» **Chart and figure data**:
* Begin *
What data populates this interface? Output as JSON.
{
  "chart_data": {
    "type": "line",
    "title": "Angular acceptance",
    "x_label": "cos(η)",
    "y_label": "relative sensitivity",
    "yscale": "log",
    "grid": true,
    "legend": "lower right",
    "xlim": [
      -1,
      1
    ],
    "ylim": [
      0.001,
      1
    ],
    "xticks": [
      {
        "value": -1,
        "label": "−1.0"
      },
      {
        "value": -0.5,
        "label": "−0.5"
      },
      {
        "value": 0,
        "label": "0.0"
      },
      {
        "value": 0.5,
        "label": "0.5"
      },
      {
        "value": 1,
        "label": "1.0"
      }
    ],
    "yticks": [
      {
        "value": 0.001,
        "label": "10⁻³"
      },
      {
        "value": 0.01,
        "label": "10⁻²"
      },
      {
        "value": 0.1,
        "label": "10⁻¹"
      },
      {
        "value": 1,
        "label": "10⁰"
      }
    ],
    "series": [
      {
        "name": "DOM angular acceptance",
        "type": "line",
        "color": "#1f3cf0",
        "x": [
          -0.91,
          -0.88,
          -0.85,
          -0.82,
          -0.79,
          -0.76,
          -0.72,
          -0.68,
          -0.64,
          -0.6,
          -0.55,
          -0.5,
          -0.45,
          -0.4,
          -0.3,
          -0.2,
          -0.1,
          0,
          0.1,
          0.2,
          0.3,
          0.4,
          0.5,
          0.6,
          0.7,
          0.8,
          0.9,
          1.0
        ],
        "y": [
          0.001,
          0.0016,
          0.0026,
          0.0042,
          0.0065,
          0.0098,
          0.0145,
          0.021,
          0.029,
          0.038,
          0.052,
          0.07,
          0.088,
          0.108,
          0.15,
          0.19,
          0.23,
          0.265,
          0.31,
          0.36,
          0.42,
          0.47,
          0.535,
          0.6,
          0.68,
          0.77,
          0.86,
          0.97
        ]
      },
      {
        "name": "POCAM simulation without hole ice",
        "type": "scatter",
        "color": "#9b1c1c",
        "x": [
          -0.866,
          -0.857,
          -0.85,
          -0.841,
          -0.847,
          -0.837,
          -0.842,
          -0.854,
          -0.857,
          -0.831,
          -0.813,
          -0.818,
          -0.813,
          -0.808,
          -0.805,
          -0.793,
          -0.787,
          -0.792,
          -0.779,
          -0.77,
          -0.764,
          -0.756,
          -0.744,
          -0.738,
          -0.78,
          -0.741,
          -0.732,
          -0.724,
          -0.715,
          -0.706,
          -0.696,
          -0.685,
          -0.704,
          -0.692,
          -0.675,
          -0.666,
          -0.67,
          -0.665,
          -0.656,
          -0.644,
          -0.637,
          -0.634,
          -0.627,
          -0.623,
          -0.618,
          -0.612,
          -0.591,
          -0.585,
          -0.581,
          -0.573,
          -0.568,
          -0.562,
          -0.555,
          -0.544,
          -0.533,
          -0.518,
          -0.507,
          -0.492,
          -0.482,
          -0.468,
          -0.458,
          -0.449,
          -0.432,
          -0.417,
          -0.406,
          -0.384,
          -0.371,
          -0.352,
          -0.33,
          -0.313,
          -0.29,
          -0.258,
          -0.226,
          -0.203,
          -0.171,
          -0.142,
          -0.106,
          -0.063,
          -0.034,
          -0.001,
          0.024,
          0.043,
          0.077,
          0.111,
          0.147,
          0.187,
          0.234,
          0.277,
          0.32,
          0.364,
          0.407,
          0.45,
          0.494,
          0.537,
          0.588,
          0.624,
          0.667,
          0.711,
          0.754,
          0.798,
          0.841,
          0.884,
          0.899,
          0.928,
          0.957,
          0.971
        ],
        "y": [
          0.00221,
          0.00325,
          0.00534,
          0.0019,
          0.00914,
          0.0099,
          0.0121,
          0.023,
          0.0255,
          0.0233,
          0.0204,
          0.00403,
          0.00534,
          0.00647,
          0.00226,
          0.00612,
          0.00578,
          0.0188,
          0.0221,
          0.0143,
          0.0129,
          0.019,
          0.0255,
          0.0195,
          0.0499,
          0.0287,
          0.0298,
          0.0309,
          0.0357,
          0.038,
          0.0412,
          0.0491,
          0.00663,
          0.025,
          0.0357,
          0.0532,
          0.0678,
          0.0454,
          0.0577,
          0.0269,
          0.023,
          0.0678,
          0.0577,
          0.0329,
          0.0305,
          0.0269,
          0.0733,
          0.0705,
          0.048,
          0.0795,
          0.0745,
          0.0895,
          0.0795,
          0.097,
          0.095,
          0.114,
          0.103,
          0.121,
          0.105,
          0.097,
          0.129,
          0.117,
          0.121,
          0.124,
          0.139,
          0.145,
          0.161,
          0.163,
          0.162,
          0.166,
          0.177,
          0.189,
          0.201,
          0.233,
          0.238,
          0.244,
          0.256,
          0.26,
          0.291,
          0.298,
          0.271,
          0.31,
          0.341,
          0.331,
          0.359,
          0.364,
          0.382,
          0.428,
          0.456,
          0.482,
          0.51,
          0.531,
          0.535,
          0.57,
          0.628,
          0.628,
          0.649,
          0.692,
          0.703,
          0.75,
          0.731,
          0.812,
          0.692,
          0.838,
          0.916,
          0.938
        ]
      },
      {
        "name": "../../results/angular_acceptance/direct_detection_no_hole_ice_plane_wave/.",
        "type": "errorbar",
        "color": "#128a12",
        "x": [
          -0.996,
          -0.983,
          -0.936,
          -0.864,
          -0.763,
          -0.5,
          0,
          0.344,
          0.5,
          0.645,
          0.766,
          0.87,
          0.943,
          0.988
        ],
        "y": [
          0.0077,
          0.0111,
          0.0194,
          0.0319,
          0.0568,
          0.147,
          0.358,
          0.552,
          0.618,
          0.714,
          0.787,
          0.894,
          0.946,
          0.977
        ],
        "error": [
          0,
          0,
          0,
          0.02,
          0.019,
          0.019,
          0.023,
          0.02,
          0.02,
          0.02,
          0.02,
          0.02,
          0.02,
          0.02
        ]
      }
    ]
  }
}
* End *
Repeat the entries above exactly, leaving nothing out.

» **Solution below**:
What data populates this interface? Output as JSON.
{
  "chart_data": {
    "type": "line",
    "title": "Angular acceptance",
    "x_label": "cos(η)",
    "y_label": "relative sensitivity",
    "yscale": "log",
    "grid": true,
    "legend": "lower right",
    "xlim": [
      -1,
      1
    ],
    "ylim": [
      0.001,
      1
    ],
    "xticks": [
      {
        "value": -1,
        "label": "−1.0"
      },
      {
        "value": -0.5,
        "label": "−0.5"
      },
      {
        "value": 0,
        "label": "0.0"
      },
      {
        "value": 0.5,
        "label": "0.5"
      },
      {
        "value": 1,
        "label": "1.0"
      }
    ],
    "yticks": [
      {
        "value": 0.001,
        "label": "10⁻³"
      },
      {
        "value": 0.01,
        "label": "10⁻²"
      },
      {
        "value": 0.1,
        "label": "10⁻¹"
      },
      {
        "value": 1,
        "label": "10⁰"
      }
    ],
    "series": [
      {
        "name": "DOM angular acceptance",
        "type": "line",
        "color": "#1f3cf0",
        "x": [
          -0.91,
          -0.88,
          -0.85,
          -0.82,
          -0.79,
          -0.76,
          -0.72,
          -0.68,
          -0.64,
          -0.6,
          -0.55,
          -0.5,
          -0.45,
          -0.4,
          -0.3,
          -0.2,
          -0.1,
          0,
          0.1,
          0.2,
          0.3,
          0.4,
          0.5,
          0.6,
          0.7,
          0.8,
          0.9,
          1.0
        ],
        "y": [
          0.001,
          0.0016,
          0.0026,
          0.0042,
          0.0065,
          0.0098,
          0.0145,
          0.021,
          0.029,
          0.038,
          0.052,
          0.07,
          0.088,
          0.108,
          0.15,
          0.19,
          0.23,
          0.265,
          0.31,
          0.36,
          0.42,
          0.47,
          0.535,
          0.6,
          0.68,
          0.77,
          0.86,
          0.97
        ]
      },
      {
        "name": "POCAM simulation without hole ice",
        "type": "scatter",
        "color": "#9b1c1c",
        "x": [
          -0.866,
          -0.857,
          -0.85,
          -0.841,
          -0.847,
          -0.837,
          -0.842,
          -0.854,
          -0.857,
          -0.831,
          -0.813,
          -0.818,
          -0.813,
          -0.808,
          -0.805,
          -0.793,
          -0.787,
          -0.792,
          -0.779,
          -0.77,
          -0.764,
          -0.756,
          -0.744,
          -0.738,
          -0.78,
          -0.741,
          -0.732,
          -0.724,
          -0.715,
          -0.706,
          -0.696,
          -0.685,
          -0.704,
          -0.692,
          -0.675,
          -0.666,
          -0.67,
          -0.665,
          -0.656,
          -0.644,
          -0.637,
          -0.634,
          -0.627,
          -0.623,
          -0.618,
          -0.612,
          -0.591,
          -0.585,
          -0.581,
          -0.573,
          -0.568,
          -0.562,
          -0.555,
          -0.544,
          -0.533,
          -0.518,
          -0.507,
          -0.492,
          -0.482,
          -0.468,
          -0.458,
          -0.449,
          -0.432,
          -0.417,
          -0.406,
          -0.384,
          -0.371,
          -0.352,
          -0.33,
          -0.313,
          -0.29,
          -0.258,
          -0.226,
          -0.203,
          -0.171,
          -0.142,
          -0.106,
          -0.063,
          -0.034,
          -0.001,
          0.024,
          0.043,
          0.077,
          0.111,
          0.147,
          0.187,
          0.234,
          0.277,
          0.32,
          0.364,
          0.407,
          0.45,
          0.494,
          0.537,
          0.588,
          0.624,
          0.667,
          0.711,
          0.754,
          0.798,
          0.841,
          0.884,
          0.899,
          0.928,
          0.957,
          0.971
        ],
        "y": [
          0.00221,
          0.00325,
          0.00534,
          0.0019,
          0.00914,
          0.0099,
          0.0121,
          0.023,
          0.0255,
          0.0233,
          0.0204,
          0.00403,
          0.00534,
          0.00647,
          0.00226,
          0.00612,
          0.00578,
          0.0188,
          0.0221,
          0.0143,
          0.0129,
          0.019,
          0.0255,
          0.0195,
          0.0499,
          0.0287,
          0.0298,
          0.0309,
          0.0357,
          0.038,
          0.0412,
          0.0491,
          0.00663,
          0.025,
          0.0357,
          0.0532,
          0.0678,
          0.0454,
          0.0577,
          0.0269,
          0.023,
          0.0678,
          0.0577,
          0.0329,
          0.0305,
          0.0269,
          0.0733,
          0.0705,
          0.048,
          0.0795,
          0.0745,
          0.0895,
          0.0795,
          0.097,
          0.095,
          0.114,
          0.103,
          0.121,
          0.105,
          0.097,
          0.129,
          0.117,
          0.121,
          0.124,
          0.139,
          0.145,
          0.161,
          0.163,
          0.162,
          0.166,
          0.177,
          0.189,
          0.201,
          0.233,
          0.238,
          0.244,
          0.256,
          0.26,
          0.291,
          0.298,
          0.271,
          0.31,
          0.341,
          0.331,
          0.359,
          0.364,
          0.382,
          0.428,
          0.456,
          0.482,
          0.51,
          0.531,
          0.535,
          0.57,
          0.628,
          0.628,
          0.649,
          0.692,
          0.703,
          0.75,
          0.731,
          0.812,
          0.692,
          0.838,
          0.916,
          0.938
        ]
      },
      {
        "name": "../../results/angular_acceptance/direct_detection_no_hole_ice_plane_wave/.",
        "type": "errorbar",
        "color": "#128a12",
        "x": [
          -0.996,
          -0.983,
          -0.936,
          -0.864,
          -0.763,
          -0.5,
          0,
          0.344,
          0.5,
          0.645,
          0.766,
          0.87,
          0.943,
          0.988
        ],
        "y": [
          0.0077,
          0.0111,
          0.0194,
          0.0319,
          0.0568,
          0.147,
          0.358,
          0.552,
          0.618,
          0.714,
          0.787,
          0.894,
          0.946,
          0.977
        ],
        "error": [
          0,
          0,
          0,
          0.02,
          0.019,
          0.019,
          0.023,
          0.02,
          0.02,
          0.02,
          0.02,
          0.02,
          0.02,
          0.02
        ]
      }
    ]
  }
}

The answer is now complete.